Pull out every line below containing the word "Avgjorda".

### Task data
**********
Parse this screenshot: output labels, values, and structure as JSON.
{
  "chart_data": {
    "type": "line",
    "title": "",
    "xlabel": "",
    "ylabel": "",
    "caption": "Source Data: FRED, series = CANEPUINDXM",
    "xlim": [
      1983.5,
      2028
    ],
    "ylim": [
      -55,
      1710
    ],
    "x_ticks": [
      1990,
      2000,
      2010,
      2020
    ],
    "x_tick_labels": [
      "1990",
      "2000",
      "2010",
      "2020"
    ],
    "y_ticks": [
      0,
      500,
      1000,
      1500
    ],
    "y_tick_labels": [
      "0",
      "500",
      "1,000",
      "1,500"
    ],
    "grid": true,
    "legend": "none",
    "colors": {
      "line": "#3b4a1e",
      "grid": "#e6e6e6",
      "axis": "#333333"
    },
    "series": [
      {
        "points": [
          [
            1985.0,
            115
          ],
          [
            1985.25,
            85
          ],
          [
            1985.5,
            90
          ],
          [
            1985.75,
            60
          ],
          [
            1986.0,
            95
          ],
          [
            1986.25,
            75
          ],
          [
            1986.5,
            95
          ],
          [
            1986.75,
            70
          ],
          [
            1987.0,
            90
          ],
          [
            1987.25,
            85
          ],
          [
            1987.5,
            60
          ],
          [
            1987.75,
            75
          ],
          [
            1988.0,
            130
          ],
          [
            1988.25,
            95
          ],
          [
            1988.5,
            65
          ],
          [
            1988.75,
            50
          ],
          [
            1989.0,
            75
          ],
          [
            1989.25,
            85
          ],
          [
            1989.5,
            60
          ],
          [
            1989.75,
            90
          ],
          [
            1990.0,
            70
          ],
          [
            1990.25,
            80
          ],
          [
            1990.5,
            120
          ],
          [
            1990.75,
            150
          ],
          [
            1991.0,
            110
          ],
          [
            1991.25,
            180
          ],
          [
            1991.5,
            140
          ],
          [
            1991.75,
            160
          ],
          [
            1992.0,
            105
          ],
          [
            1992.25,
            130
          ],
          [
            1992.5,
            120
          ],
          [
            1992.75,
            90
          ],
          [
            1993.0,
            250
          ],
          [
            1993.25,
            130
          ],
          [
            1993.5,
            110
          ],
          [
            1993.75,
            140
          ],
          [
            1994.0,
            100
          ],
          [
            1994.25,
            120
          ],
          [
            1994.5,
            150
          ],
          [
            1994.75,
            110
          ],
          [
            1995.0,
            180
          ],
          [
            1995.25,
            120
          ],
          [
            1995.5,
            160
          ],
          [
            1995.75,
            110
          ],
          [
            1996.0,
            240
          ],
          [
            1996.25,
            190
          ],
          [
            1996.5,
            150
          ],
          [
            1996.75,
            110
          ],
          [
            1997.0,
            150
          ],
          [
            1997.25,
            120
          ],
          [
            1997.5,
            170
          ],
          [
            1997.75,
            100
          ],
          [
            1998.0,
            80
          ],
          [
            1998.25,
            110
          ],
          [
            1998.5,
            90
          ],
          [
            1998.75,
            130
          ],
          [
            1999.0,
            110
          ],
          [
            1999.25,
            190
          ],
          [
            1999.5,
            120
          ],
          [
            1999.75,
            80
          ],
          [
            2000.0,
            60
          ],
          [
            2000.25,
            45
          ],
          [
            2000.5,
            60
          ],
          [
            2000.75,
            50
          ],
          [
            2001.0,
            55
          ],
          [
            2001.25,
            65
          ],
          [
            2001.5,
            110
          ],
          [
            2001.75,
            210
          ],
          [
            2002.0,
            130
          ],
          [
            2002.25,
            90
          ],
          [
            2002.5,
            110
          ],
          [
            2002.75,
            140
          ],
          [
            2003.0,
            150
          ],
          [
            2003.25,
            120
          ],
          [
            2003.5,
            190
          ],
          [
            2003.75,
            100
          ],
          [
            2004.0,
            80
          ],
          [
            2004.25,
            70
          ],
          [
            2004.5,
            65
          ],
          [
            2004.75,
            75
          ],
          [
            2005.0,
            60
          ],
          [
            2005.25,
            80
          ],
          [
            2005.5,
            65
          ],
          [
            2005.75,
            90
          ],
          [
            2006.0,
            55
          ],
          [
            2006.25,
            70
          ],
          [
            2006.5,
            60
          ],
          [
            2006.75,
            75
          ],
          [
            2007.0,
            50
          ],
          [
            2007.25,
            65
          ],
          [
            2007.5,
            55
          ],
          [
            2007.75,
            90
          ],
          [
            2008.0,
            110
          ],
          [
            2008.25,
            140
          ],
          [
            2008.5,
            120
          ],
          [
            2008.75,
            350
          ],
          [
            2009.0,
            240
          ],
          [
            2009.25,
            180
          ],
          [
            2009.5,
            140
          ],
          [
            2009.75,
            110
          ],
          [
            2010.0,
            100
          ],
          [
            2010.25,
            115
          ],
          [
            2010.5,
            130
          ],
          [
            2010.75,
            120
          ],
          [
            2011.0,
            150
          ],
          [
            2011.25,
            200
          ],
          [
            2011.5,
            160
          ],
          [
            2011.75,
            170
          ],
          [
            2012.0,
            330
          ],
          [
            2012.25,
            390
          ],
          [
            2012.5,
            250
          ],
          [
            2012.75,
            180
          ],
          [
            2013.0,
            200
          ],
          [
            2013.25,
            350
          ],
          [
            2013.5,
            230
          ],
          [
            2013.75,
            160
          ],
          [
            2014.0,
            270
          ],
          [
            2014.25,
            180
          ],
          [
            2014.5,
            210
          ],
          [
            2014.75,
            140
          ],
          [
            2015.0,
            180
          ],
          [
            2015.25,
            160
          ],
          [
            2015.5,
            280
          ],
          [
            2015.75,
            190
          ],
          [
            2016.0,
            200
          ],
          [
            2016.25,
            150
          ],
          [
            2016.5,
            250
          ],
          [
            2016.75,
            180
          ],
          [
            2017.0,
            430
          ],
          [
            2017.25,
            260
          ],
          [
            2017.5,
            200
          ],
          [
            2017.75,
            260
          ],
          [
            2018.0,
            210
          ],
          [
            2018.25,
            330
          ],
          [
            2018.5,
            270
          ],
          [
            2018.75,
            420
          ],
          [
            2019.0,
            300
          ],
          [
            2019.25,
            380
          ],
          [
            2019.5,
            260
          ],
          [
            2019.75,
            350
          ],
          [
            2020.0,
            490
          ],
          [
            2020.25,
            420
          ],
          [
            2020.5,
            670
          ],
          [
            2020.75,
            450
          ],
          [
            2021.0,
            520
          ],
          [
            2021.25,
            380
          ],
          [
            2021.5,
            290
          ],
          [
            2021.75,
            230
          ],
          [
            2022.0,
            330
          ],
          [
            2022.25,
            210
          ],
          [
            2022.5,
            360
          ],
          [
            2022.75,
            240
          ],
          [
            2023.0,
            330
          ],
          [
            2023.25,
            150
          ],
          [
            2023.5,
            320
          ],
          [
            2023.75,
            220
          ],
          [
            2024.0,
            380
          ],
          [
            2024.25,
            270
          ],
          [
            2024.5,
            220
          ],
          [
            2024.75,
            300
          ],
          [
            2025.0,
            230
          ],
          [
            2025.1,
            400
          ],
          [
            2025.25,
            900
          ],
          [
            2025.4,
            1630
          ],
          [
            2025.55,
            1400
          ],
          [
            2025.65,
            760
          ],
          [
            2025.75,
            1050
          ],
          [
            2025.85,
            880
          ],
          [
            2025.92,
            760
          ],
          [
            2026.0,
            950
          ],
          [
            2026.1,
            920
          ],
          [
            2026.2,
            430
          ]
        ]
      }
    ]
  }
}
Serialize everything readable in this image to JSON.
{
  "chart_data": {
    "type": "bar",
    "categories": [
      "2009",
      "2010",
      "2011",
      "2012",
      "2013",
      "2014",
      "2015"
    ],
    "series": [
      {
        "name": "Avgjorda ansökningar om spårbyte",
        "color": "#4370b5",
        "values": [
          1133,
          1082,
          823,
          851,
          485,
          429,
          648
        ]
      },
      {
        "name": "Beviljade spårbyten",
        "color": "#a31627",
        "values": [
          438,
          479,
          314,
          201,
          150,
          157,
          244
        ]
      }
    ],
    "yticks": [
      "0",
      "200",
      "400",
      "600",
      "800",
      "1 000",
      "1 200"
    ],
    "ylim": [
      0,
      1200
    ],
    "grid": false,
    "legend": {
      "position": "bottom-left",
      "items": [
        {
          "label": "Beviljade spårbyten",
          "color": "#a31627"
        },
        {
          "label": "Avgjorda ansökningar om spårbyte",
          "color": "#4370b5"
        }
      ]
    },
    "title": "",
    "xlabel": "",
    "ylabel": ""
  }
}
**********
### Exercise response
        "name": "Avgjorda ansökningar om spårbyte",
          "label": "Avgjorda ansökningar om spårbyte",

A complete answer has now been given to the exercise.